> **Exercise data**
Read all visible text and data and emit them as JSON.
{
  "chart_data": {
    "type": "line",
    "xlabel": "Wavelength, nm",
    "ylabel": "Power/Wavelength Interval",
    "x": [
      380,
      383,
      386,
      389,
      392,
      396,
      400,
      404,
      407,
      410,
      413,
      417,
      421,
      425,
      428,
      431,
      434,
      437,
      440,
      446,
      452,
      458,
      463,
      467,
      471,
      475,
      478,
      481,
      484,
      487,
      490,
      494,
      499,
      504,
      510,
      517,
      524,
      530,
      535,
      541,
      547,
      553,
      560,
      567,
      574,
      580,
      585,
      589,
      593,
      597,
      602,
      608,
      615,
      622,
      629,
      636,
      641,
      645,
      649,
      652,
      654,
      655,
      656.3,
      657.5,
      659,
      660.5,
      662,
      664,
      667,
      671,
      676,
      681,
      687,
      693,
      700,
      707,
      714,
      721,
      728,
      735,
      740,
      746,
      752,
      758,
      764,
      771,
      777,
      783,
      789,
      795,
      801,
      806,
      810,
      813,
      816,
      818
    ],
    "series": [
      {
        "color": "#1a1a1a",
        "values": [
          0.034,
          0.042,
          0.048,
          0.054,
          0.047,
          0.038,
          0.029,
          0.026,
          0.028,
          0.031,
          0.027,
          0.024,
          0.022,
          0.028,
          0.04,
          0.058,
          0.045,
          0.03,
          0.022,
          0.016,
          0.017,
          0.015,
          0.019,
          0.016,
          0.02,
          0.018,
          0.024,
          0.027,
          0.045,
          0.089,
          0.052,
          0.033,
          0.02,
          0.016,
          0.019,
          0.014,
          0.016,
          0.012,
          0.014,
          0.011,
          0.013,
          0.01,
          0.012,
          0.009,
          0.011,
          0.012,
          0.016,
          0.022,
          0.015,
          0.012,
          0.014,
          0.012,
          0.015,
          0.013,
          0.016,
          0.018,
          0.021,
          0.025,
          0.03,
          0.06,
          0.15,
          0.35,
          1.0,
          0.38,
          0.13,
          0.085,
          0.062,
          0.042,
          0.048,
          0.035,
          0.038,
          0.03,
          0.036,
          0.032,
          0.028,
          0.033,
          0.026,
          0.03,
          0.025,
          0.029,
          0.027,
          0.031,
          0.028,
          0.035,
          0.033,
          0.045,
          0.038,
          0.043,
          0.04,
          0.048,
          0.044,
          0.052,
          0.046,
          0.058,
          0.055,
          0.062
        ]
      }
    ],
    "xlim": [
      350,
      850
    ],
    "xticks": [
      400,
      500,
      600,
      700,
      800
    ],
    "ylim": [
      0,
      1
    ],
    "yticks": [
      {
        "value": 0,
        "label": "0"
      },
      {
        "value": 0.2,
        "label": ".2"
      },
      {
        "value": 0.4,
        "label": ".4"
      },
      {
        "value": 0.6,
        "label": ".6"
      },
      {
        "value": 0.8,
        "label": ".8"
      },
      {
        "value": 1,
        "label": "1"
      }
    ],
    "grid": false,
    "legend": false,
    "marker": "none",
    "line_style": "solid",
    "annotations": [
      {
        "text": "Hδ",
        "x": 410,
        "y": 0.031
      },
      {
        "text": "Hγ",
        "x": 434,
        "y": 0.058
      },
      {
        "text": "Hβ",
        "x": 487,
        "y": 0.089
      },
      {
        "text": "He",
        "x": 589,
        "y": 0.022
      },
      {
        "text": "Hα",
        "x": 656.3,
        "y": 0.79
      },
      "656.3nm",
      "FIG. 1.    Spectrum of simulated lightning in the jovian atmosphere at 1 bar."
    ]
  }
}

> **Given problem**
Single out each line of the records above with the string "text" in it, and copy it.

> **Output**
Read all visible text and data and emit them as JSON.
        "text": "Hδ",
        "text": "Hγ",
        "text": "Hβ",
        "text": "He",
        "text": "Hα",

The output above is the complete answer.